- **YOUR TASK**: Quote the whole listing exactly. Leave the pictures out of your copy.

--- start RECORDS SHOWN ---

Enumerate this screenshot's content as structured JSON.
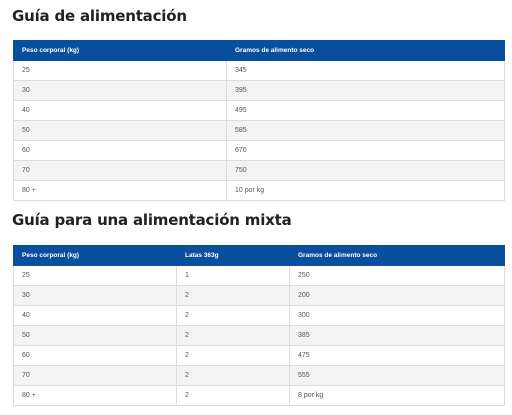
{
  "guide1": {
    "title": "Guía de alimentación",
    "headers": [
      "Peso corporal (kg)",
      "Gramos de alimento seco"
    ],
    "rows": [
      [
        "25",
        "345"
      ],
      [
        "30",
        "395"
      ],
      [
        "40",
        "495"
      ],
      [
        "50",
        "585"
      ],
      [
        "60",
        "670"
      ],
      [
        "70",
        "750"
      ],
      [
        "80 +",
        "10 por kg"
      ]
    ]
  },
  "guide2": {
    "title": "Guía para una alimentación mixta",
    "headers": [
      "Peso corporal (kg)",
      "Latas 363g",
      "Gramos de alimento seco"
    ],
    "rows": [
      [
        "25",
        "1",
        "250"
      ],
      [
        "30",
        "2",
        "200"
      ],
      [
        "40",
        "2",
        "300"
      ],
      [
        "50",
        "2",
        "385"
      ],
      [
        "60",
        "2",
        "475"
      ],
      [
        "70",
        "2",
        "555"
      ],
      [
        "80 +",
        "2",
        "8 por kg"
      ]
    ]
  }
}
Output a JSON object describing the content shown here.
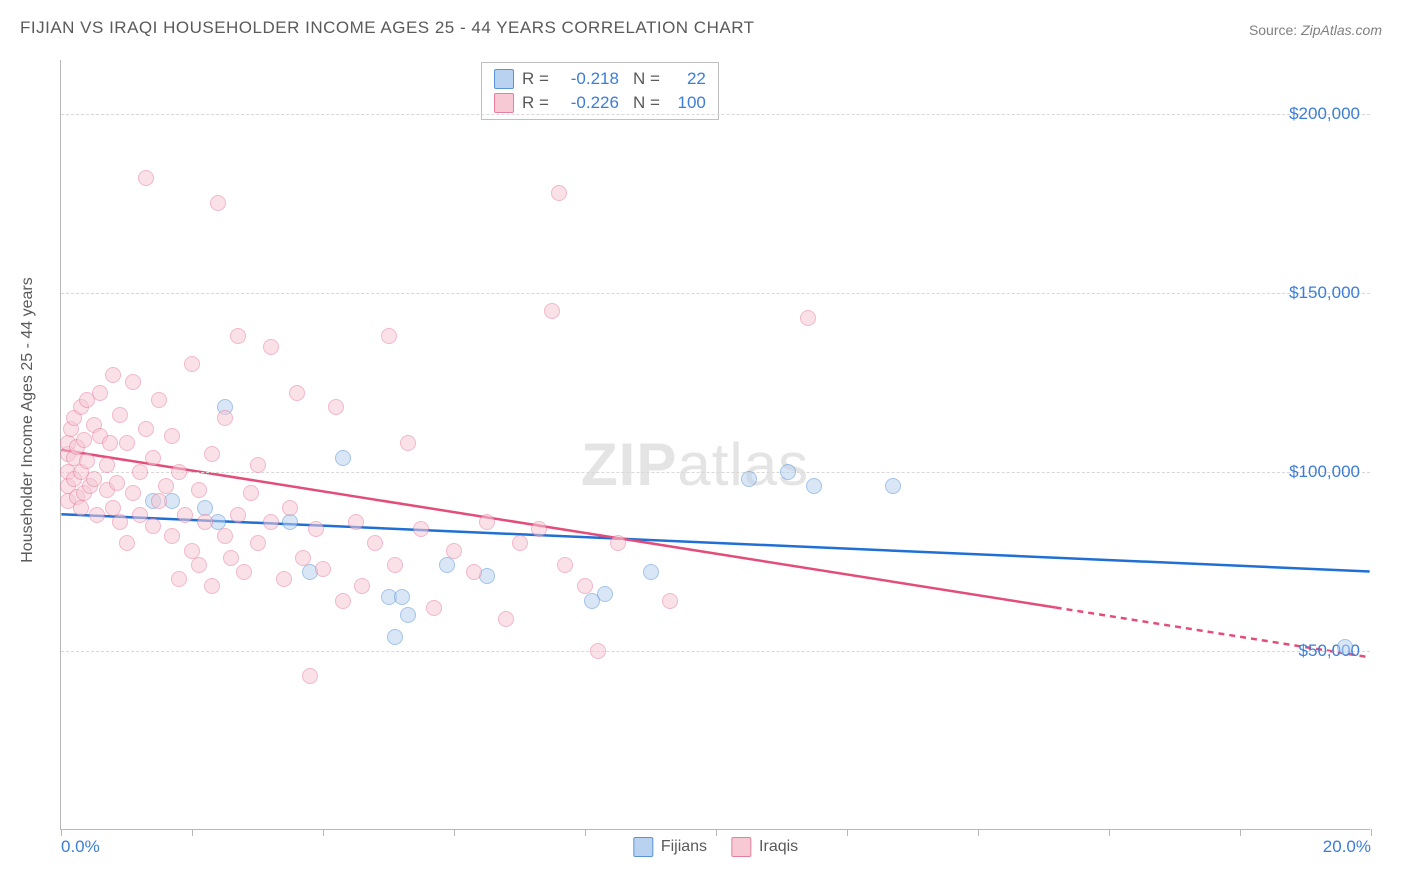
{
  "title": "FIJIAN VS IRAQI HOUSEHOLDER INCOME AGES 25 - 44 YEARS CORRELATION CHART",
  "source_label": "Source: ",
  "source_value": "ZipAtlas.com",
  "ylabel": "Householder Income Ages 25 - 44 years",
  "watermark_a": "ZIP",
  "watermark_b": "atlas",
  "chart": {
    "type": "scatter",
    "background_color": "#ffffff",
    "grid_color": "#d8d8d8",
    "axis_color": "#b8b8b8",
    "label_color": "#3b7dd8",
    "text_color": "#5a5a5a",
    "marker_size": 16,
    "marker_opacity": 0.55,
    "line_width": 2.5,
    "xlim": [
      0,
      20
    ],
    "ylim": [
      0,
      215000
    ],
    "yticks": [
      50000,
      100000,
      150000,
      200000
    ],
    "ytick_labels": [
      "$50,000",
      "$100,000",
      "$150,000",
      "$200,000"
    ],
    "xticks": [
      0,
      2,
      4,
      6,
      8,
      10,
      12,
      14,
      16,
      18,
      20
    ],
    "xtick_labels_shown": {
      "0": "0.0%",
      "20": "20.0%"
    },
    "series": [
      {
        "name": "Fijians",
        "marker_fill": "#b9d2f0",
        "marker_stroke": "#5b94d6",
        "line_color": "#1f6fd4",
        "r": -0.218,
        "n": 22,
        "trend": {
          "x1": 0,
          "y1": 88000,
          "x2": 20,
          "y2": 72000,
          "dashed_after_x": null
        },
        "points": [
          [
            1.4,
            92000
          ],
          [
            1.7,
            92000
          ],
          [
            2.2,
            90000
          ],
          [
            2.4,
            86000
          ],
          [
            2.5,
            118000
          ],
          [
            3.5,
            86000
          ],
          [
            3.8,
            72000
          ],
          [
            4.3,
            104000
          ],
          [
            5.0,
            65000
          ],
          [
            5.1,
            54000
          ],
          [
            5.2,
            65000
          ],
          [
            5.3,
            60000
          ],
          [
            5.9,
            74000
          ],
          [
            6.5,
            71000
          ],
          [
            8.1,
            64000
          ],
          [
            8.3,
            66000
          ],
          [
            9.0,
            72000
          ],
          [
            10.5,
            98000
          ],
          [
            11.1,
            100000
          ],
          [
            11.5,
            96000
          ],
          [
            12.7,
            96000
          ],
          [
            19.6,
            51000
          ]
        ]
      },
      {
        "name": "Iraqis",
        "marker_fill": "#f6c9d5",
        "marker_stroke": "#e77ea0",
        "line_color": "#e24d7a",
        "r": -0.226,
        "n": 100,
        "trend": {
          "x1": 0,
          "y1": 106000,
          "x2": 20,
          "y2": 48000,
          "dashed_after_x": 15.2
        },
        "points": [
          [
            0.1,
            105000
          ],
          [
            0.1,
            100000
          ],
          [
            0.1,
            96000
          ],
          [
            0.1,
            108000
          ],
          [
            0.1,
            92000
          ],
          [
            0.15,
            112000
          ],
          [
            0.2,
            104000
          ],
          [
            0.2,
            98000
          ],
          [
            0.2,
            115000
          ],
          [
            0.25,
            93000
          ],
          [
            0.25,
            107000
          ],
          [
            0.3,
            100000
          ],
          [
            0.3,
            118000
          ],
          [
            0.3,
            90000
          ],
          [
            0.35,
            94000
          ],
          [
            0.35,
            109000
          ],
          [
            0.4,
            103000
          ],
          [
            0.4,
            120000
          ],
          [
            0.45,
            96000
          ],
          [
            0.5,
            113000
          ],
          [
            0.5,
            98000
          ],
          [
            0.55,
            88000
          ],
          [
            0.6,
            110000
          ],
          [
            0.6,
            122000
          ],
          [
            0.7,
            95000
          ],
          [
            0.7,
            102000
          ],
          [
            0.75,
            108000
          ],
          [
            0.8,
            127000
          ],
          [
            0.8,
            90000
          ],
          [
            0.85,
            97000
          ],
          [
            0.9,
            116000
          ],
          [
            0.9,
            86000
          ],
          [
            1.0,
            108000
          ],
          [
            1.0,
            80000
          ],
          [
            1.1,
            94000
          ],
          [
            1.1,
            125000
          ],
          [
            1.2,
            100000
          ],
          [
            1.2,
            88000
          ],
          [
            1.3,
            112000
          ],
          [
            1.3,
            182000
          ],
          [
            1.4,
            85000
          ],
          [
            1.4,
            104000
          ],
          [
            1.5,
            92000
          ],
          [
            1.5,
            120000
          ],
          [
            1.6,
            96000
          ],
          [
            1.7,
            82000
          ],
          [
            1.7,
            110000
          ],
          [
            1.8,
            70000
          ],
          [
            1.8,
            100000
          ],
          [
            1.9,
            88000
          ],
          [
            2.0,
            130000
          ],
          [
            2.0,
            78000
          ],
          [
            2.1,
            74000
          ],
          [
            2.1,
            95000
          ],
          [
            2.2,
            86000
          ],
          [
            2.3,
            105000
          ],
          [
            2.3,
            68000
          ],
          [
            2.4,
            175000
          ],
          [
            2.5,
            82000
          ],
          [
            2.5,
            115000
          ],
          [
            2.6,
            76000
          ],
          [
            2.7,
            88000
          ],
          [
            2.7,
            138000
          ],
          [
            2.8,
            72000
          ],
          [
            2.9,
            94000
          ],
          [
            3.0,
            80000
          ],
          [
            3.0,
            102000
          ],
          [
            3.2,
            86000
          ],
          [
            3.2,
            135000
          ],
          [
            3.4,
            70000
          ],
          [
            3.5,
            90000
          ],
          [
            3.6,
            122000
          ],
          [
            3.7,
            76000
          ],
          [
            3.8,
            43000
          ],
          [
            3.9,
            84000
          ],
          [
            4.0,
            73000
          ],
          [
            4.2,
            118000
          ],
          [
            4.3,
            64000
          ],
          [
            4.5,
            86000
          ],
          [
            4.6,
            68000
          ],
          [
            4.8,
            80000
          ],
          [
            5.0,
            138000
          ],
          [
            5.1,
            74000
          ],
          [
            5.3,
            108000
          ],
          [
            5.5,
            84000
          ],
          [
            5.7,
            62000
          ],
          [
            6.0,
            78000
          ],
          [
            6.3,
            72000
          ],
          [
            6.5,
            86000
          ],
          [
            6.8,
            59000
          ],
          [
            7.0,
            80000
          ],
          [
            7.3,
            84000
          ],
          [
            7.5,
            145000
          ],
          [
            7.7,
            74000
          ],
          [
            8.0,
            68000
          ],
          [
            8.2,
            50000
          ],
          [
            8.5,
            80000
          ],
          [
            9.3,
            64000
          ],
          [
            11.4,
            143000
          ],
          [
            7.6,
            178000
          ]
        ]
      }
    ],
    "legend_corr": {
      "r_label": "R =",
      "n_label": "N ="
    },
    "legend_bottom_labels": [
      "Fijians",
      "Iraqis"
    ]
  }
}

--- end RECORDS SHOWN ---

- **SOLUTION TO THE EXERCISE**:
Enumerate this screenshot's content as structured JSON.
{
  "guide1": {
    "title": "Guía de alimentación",
    "headers": [
      "Peso corporal (kg)",
      "Gramos de alimento seco"
    ],
    "rows": [
      [
        "25",
        "345"
      ],
      [
        "30",
        "395"
      ],
      [
        "40",
        "495"
      ],
      [
        "50",
        "585"
      ],
      [
        "60",
        "670"
      ],
      [
        "70",
        "750"
      ],
      [
        "80 +",
        "10 por kg"
      ]
    ]
  },
  "guide2": {
    "title": "Guía para una alimentación mixta",
    "headers": [
      "Peso corporal (kg)",
      "Latas 363g",
      "Gramos de alimento seco"
    ],
    "rows": [
      [
        "25",
        "1",
        "250"
      ],
      [
        "30",
        "2",
        "200"
      ],
      [
        "40",
        "2",
        "300"
      ],
      [
        "50",
        "2",
        "385"
      ],
      [
        "60",
        "2",
        "475"
      ],
      [
        "70",
        "2",
        "555"
      ],
      [
        "80 +",
        "2",
        "8 por kg"
      ]
    ]
  }
}
Output a JSON object describing the content shown here.
{
  "title": "FIJIAN VS IRAQI HOUSEHOLDER INCOME AGES 25 - 44 YEARS CORRELATION CHART",
  "source_label": "Source: ",
  "source_value": "ZipAtlas.com",
  "ylabel": "Householder Income Ages 25 - 44 years",
  "watermark_a": "ZIP",
  "watermark_b": "atlas",
  "chart": {
    "type": "scatter",
    "background_color": "#ffffff",
    "grid_color": "#d8d8d8",
    "axis_color": "#b8b8b8",
    "label_color": "#3b7dd8",
    "text_color": "#5a5a5a",
    "marker_size": 16,
    "marker_opacity": 0.55,
    "line_width": 2.5,
    "xlim": [
      0,
      20
    ],
    "ylim": [
      0,
      215000
    ],
    "yticks": [
      50000,
      100000,
      150000,
      200000
    ],
    "ytick_labels": [
      "$50,000",
      "$100,000",
      "$150,000",
      "$200,000"
    ],
    "xticks": [
      0,
      2,
      4,
      6,
      8,
      10,
      12,
      14,
      16,
      18,
      20
    ],
    "xtick_labels_shown": {
      "0": "0.0%",
      "20": "20.0%"
    },
    "series": [
      {
        "name": "Fijians",
        "marker_fill": "#b9d2f0",
        "marker_stroke": "#5b94d6",
        "line_color": "#1f6fd4",
        "r": -0.218,
        "n": 22,
        "trend": {
          "x1": 0,
          "y1": 88000,
          "x2": 20,
          "y2": 72000,
          "dashed_after_x": null
        },
        "points": [
          [
            1.4,
            92000
          ],
          [
            1.7,
            92000
          ],
          [
            2.2,
            90000
          ],
          [
            2.4,
            86000
          ],
          [
            2.5,
            118000
          ],
          [
            3.5,
            86000
          ],
          [
            3.8,
            72000
          ],
          [
            4.3,
            104000
          ],
          [
            5.0,
            65000
          ],
          [
            5.1,
            54000
          ],
          [
            5.2,
            65000
          ],
          [
            5.3,
            60000
          ],
          [
            5.9,
            74000
          ],
          [
            6.5,
            71000
          ],
          [
            8.1,
            64000
          ],
          [
            8.3,
            66000
          ],
          [
            9.0,
            72000
          ],
          [
            10.5,
            98000
          ],
          [
            11.1,
            100000
          ],
          [
            11.5,
            96000
          ],
          [
            12.7,
            96000
          ],
          [
            19.6,
            51000
          ]
        ]
      },
      {
        "name": "Iraqis",
        "marker_fill": "#f6c9d5",
        "marker_stroke": "#e77ea0",
        "line_color": "#e24d7a",
        "r": -0.226,
        "n": 100,
        "trend": {
          "x1": 0,
          "y1": 106000,
          "x2": 20,
          "y2": 48000,
          "dashed_after_x": 15.2
        },
        "points": [
          [
            0.1,
            105000
          ],
          [
            0.1,
            100000
          ],
          [
            0.1,
            96000
          ],
          [
            0.1,
            108000
          ],
          [
            0.1,
            92000
          ],
          [
            0.15,
            112000
          ],
          [
            0.2,
            104000
          ],
          [
            0.2,
            98000
          ],
          [
            0.2,
            115000
          ],
          [
            0.25,
            93000
          ],
          [
            0.25,
            107000
          ],
          [
            0.3,
            100000
          ],
          [
            0.3,
            118000
          ],
          [
            0.3,
            90000
          ],
          [
            0.35,
            94000
          ],
          [
            0.35,
            109000
          ],
          [
            0.4,
            103000
          ],
          [
            0.4,
            120000
          ],
          [
            0.45,
            96000
          ],
          [
            0.5,
            113000
          ],
          [
            0.5,
            98000
          ],
          [
            0.55,
            88000
          ],
          [
            0.6,
            110000
          ],
          [
            0.6,
            122000
          ],
          [
            0.7,
            95000
          ],
          [
            0.7,
            102000
          ],
          [
            0.75,
            108000
          ],
          [
            0.8,
            127000
          ],
          [
            0.8,
            90000
          ],
          [
            0.85,
            97000
          ],
          [
            0.9,
            116000
          ],
          [
            0.9,
            86000
          ],
          [
            1.0,
            108000
          ],
          [
            1.0,
            80000
          ],
          [
            1.1,
            94000
          ],
          [
            1.1,
            125000
          ],
          [
            1.2,
            100000
          ],
          [
            1.2,
            88000
          ],
          [
            1.3,
            112000
          ],
          [
            1.3,
            182000
          ],
          [
            1.4,
            85000
          ],
          [
            1.4,
            104000
          ],
          [
            1.5,
            92000
          ],
          [
            1.5,
            120000
          ],
          [
            1.6,
            96000
          ],
          [
            1.7,
            82000
          ],
          [
            1.7,
            110000
          ],
          [
            1.8,
            70000
          ],
          [
            1.8,
            100000
          ],
          [
            1.9,
            88000
          ],
          [
            2.0,
            130000
          ],
          [
            2.0,
            78000
          ],
          [
            2.1,
            74000
          ],
          [
            2.1,
            95000
          ],
          [
            2.2,
            86000
          ],
          [
            2.3,
            105000
          ],
          [
            2.3,
            68000
          ],
          [
            2.4,
            175000
          ],
          [
            2.5,
            82000
          ],
          [
            2.5,
            115000
          ],
          [
            2.6,
            76000
          ],
          [
            2.7,
            88000
          ],
          [
            2.7,
            138000
          ],
          [
            2.8,
            72000
          ],
          [
            2.9,
            94000
          ],
          [
            3.0,
            80000
          ],
          [
            3.0,
            102000
          ],
          [
            3.2,
            86000
          ],
          [
            3.2,
            135000
          ],
          [
            3.4,
            70000
          ],
          [
            3.5,
            90000
          ],
          [
            3.6,
            122000
          ],
          [
            3.7,
            76000
          ],
          [
            3.8,
            43000
          ],
          [
            3.9,
            84000
          ],
          [
            4.0,
            73000
          ],
          [
            4.2,
            118000
          ],
          [
            4.3,
            64000
          ],
          [
            4.5,
            86000
          ],
          [
            4.6,
            68000
          ],
          [
            4.8,
            80000
          ],
          [
            5.0,
            138000
          ],
          [
            5.1,
            74000
          ],
          [
            5.3,
            108000
          ],
          [
            5.5,
            84000
          ],
          [
            5.7,
            62000
          ],
          [
            6.0,
            78000
          ],
          [
            6.3,
            72000
          ],
          [
            6.5,
            86000
          ],
          [
            6.8,
            59000
          ],
          [
            7.0,
            80000
          ],
          [
            7.3,
            84000
          ],
          [
            7.5,
            145000
          ],
          [
            7.7,
            74000
          ],
          [
            8.0,
            68000
          ],
          [
            8.2,
            50000
          ],
          [
            8.5,
            80000
          ],
          [
            9.3,
            64000
          ],
          [
            11.4,
            143000
          ],
          [
            7.6,
            178000
          ]
        ]
      }
    ],
    "legend_corr": {
      "r_label": "R =",
      "n_label": "N ="
    },
    "legend_bottom_labels": [
      "Fijians",
      "Iraqis"
    ]
  }
}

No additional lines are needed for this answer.